▼▼▼

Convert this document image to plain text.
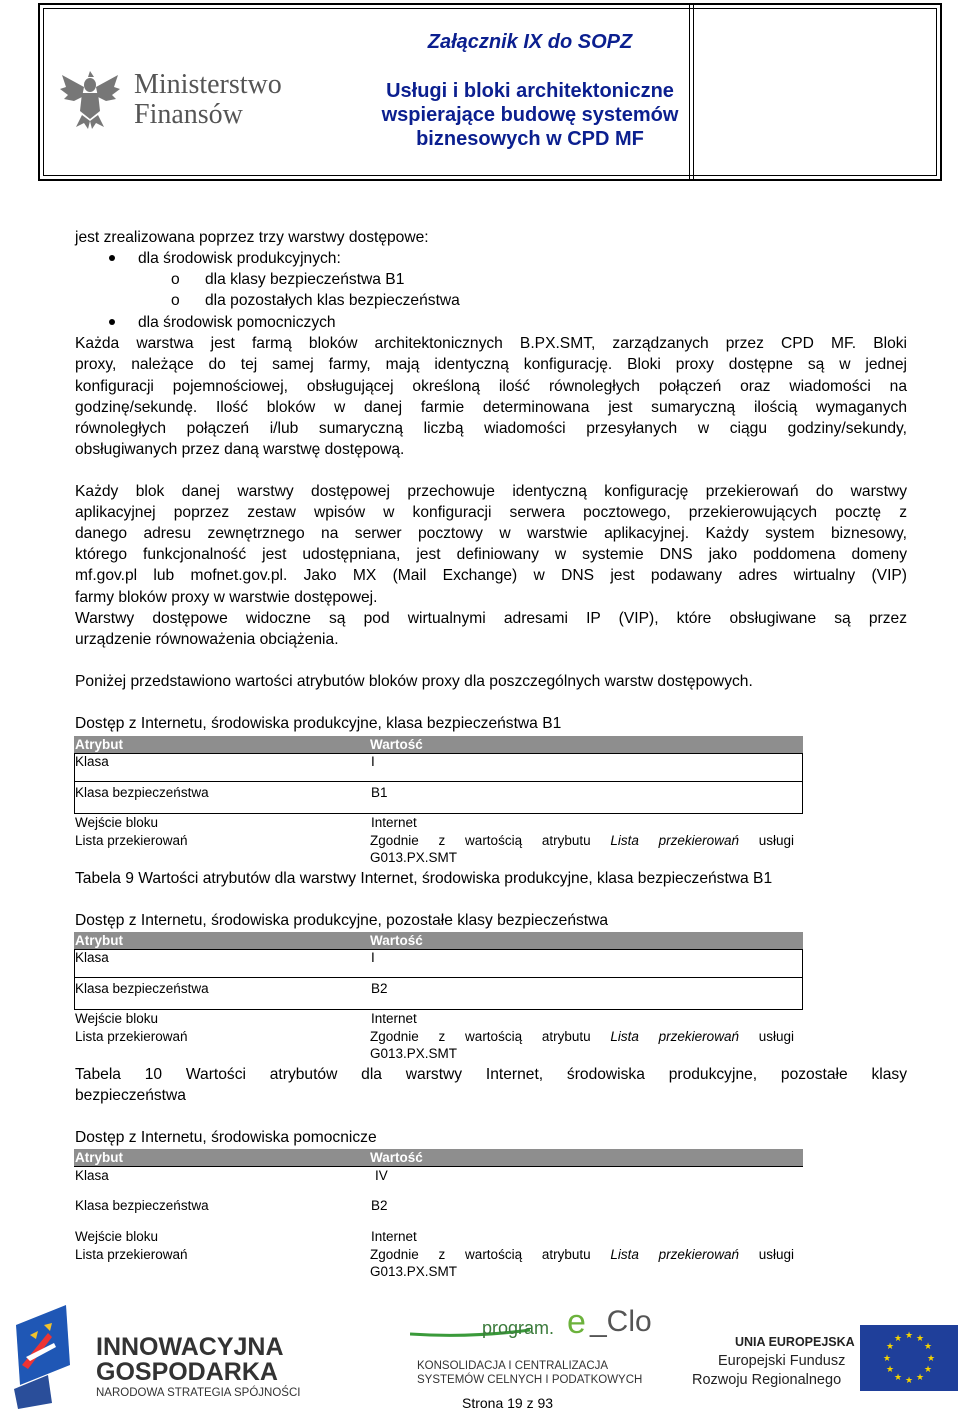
Ministerstwo
Finansów
Załącznik IX do SOPZ
Usługi i bloki architektoniczne
wspierające budowę systemów
biznesowych w CPD MF
jest zrealizowana poprzez trzy warstwy dostępowe:
dla środowisk produkcyjnych:
o dla klasy bezpieczeństwa B1
o dla pozostałych klas bezpieczeństwa
dla środowisk pomocniczych
Każda warstwa jest farmą bloków architektonicznych B.PX.SMT, zarządzanych przez CPD MF. Bloki
proxy, należące do tej samej farmy, mają identyczną konfigurację. Bloki proxy dostępne są w jednej
konfiguracji pojemnościowej, obsługującej określoną ilość równoległych połączeń oraz wiadomości na
godzinę/sekundę. Ilość bloków w danej farmie determinowana jest sumaryczną ilością wymaganych
równoległych połączeń i/lub sumaryczną liczbą wiadomości przesyłanych w ciągu godziny/sekundy,
obsługiwanych przez daną warstwę dostępową.
Każdy blok danej warstwy dostępowej przechowuje identyczną konfigurację przekierowań do warstwy
aplikacyjnej poprzez zestaw wpisów w konfiguracji serwera pocztowego, przekierowujących pocztę z
danego adresu zewnętrznego na serwer pocztowy w warstwie aplikacyjnej. Każdy system biznesowy,
którego funkcjonalność jest udostępniana, jest definiowany w systemie DNS jako poddomena domeny
mf.gov.pl lub mofnet.gov.pl. Jako MX (Mail Exchange) w DNS jest podawany adres wirtualny (VIP)
farmy bloków proxy w warstwie dostępowej.
Warstwy dostępowe widoczne są pod wirtualnymi adresami IP (VIP), które obsługiwane są przez
urządzenie równoważenia obciążenia.
Poniżej przedstawiono wartości atrybutów bloków proxy dla poszczególnych warstw dostępowych.
Dostęp z Internetu, środowiska produkcyjne, klasa bezpieczeństwa B1
Atrybut	Wartość
Klasa	I
Klasa bezpieczeństwa	B1
Wejście bloku	Internet
Lista przekierowań	Zgodnie z wartością atrybutu Lista przekierowań usługi
G013.PX.SMT
Tabela 9 Wartości atrybutów dla warstwy Internet, środowiska produkcyjne, klasa bezpieczeństwa B1
Dostęp z Internetu, środowiska produkcyjne, pozostałe klasy bezpieczeństwa
Atrybut	Wartość
Klasa	I
Klasa bezpieczeństwa	B2
Wejście bloku	Internet
Lista przekierowań	Zgodnie z wartością atrybutu Lista przekierowań usługi
G013.PX.SMT
Tabela 10 Wartości atrybutów dla warstwy Internet, środowiska produkcyjne, pozostałe klasy
bezpieczeństwa
Dostęp z Internetu, środowiska pomocnicze
Atrybut	Wartość
Klasa	IV
Klasa bezpieczeństwa	B2
Wejście bloku	Internet
Lista przekierowań	Zgodnie z wartością atrybutu Lista przekierowań usługi
G013.PX.SMT
INNOWACYJNA
GOSPODARKA
NARODOWA STRATEGIA SPÓJNOŚCI
program. e _Clo
KONSOLIDACJA I CENTRALIZACJA
SYSTEMÓW CELNYCH I PODATKOWYCH
UNIA EUROPEJSKA
Europejski Fundusz
Rozwoju Regionalnego
★ ★
★
★
★
★
★
★
★
★
★
★
Strona 19 z 93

▲▲▲

Copy the listing over exactly, skipping the pictures it holds.

Convert this document image to plain text.
Ministerstwo
Finansów
Załącznik IX do SOPZ
Usługi i bloki architektoniczne
wspierające budowę systemów
biznesowych w CPD MF
jest zrealizowana poprzez trzy warstwy dostępowe:
dla środowisk produkcyjnych:
o dla klasy bezpieczeństwa B1
o dla pozostałych klas bezpieczeństwa
dla środowisk pomocniczych
Każda warstwa jest farmą bloków architektonicznych B.PX.SMT, zarządzanych przez CPD MF. Bloki
proxy, należące do tej samej farmy, mają identyczną konfigurację. Bloki proxy dostępne są w jednej
konfiguracji pojemnościowej, obsługującej określoną ilość równoległych połączeń oraz wiadomości na
godzinę/sekundę. Ilość bloków w danej farmie determinowana jest sumaryczną ilością wymaganych
równoległych połączeń i/lub sumaryczną liczbą wiadomości przesyłanych w ciągu godziny/sekundy,
obsługiwanych przez daną warstwę dostępową.
Każdy blok danej warstwy dostępowej przechowuje identyczną konfigurację przekierowań do warstwy
aplikacyjnej poprzez zestaw wpisów w konfiguracji serwera pocztowego, przekierowujących pocztę z
danego adresu zewnętrznego na serwer pocztowy w warstwie aplikacyjnej. Każdy system biznesowy,
którego funkcjonalność jest udostępniana, jest definiowany w systemie DNS jako poddomena domeny
mf.gov.pl lub mofnet.gov.pl. Jako MX (Mail Exchange) w DNS jest podawany adres wirtualny (VIP)
farmy bloków proxy w warstwie dostępowej.
Warstwy dostępowe widoczne są pod wirtualnymi adresami IP (VIP), które obsługiwane są przez
urządzenie równoważenia obciążenia.
Poniżej przedstawiono wartości atrybutów bloków proxy dla poszczególnych warstw dostępowych.
Dostęp z Internetu, środowiska produkcyjne, klasa bezpieczeństwa B1
Atrybut	Wartość
Klasa	I
Klasa bezpieczeństwa	B1
Wejście bloku	Internet
Lista przekierowań	Zgodnie z wartością atrybutu Lista przekierowań usługi
G013.PX.SMT
Tabela 9 Wartości atrybutów dla warstwy Internet, środowiska produkcyjne, klasa bezpieczeństwa B1
Dostęp z Internetu, środowiska produkcyjne, pozostałe klasy bezpieczeństwa
Atrybut	Wartość
Klasa	I
Klasa bezpieczeństwa	B2
Wejście bloku	Internet
Lista przekierowań	Zgodnie z wartością atrybutu Lista przekierowań usługi
G013.PX.SMT
Tabela 10 Wartości atrybutów dla warstwy Internet, środowiska produkcyjne, pozostałe klasy
bezpieczeństwa
Dostęp z Internetu, środowiska pomocnicze
Atrybut	Wartość
Klasa	IV
Klasa bezpieczeństwa	B2
Wejście bloku	Internet
Lista przekierowań	Zgodnie z wartością atrybutu Lista przekierowań usługi
G013.PX.SMT
INNOWACYJNA
GOSPODARKA
NARODOWA STRATEGIA SPÓJNOŚCI
program. e _Clo
KONSOLIDACJA I CENTRALIZACJA
SYSTEMÓW CELNYCH I PODATKOWYCH
UNIA EUROPEJSKA
Europejski Fundusz
Rozwoju Regionalnego
★ ★
★
★
★
★
★
★
★
★
★
★
Strona 19 z 93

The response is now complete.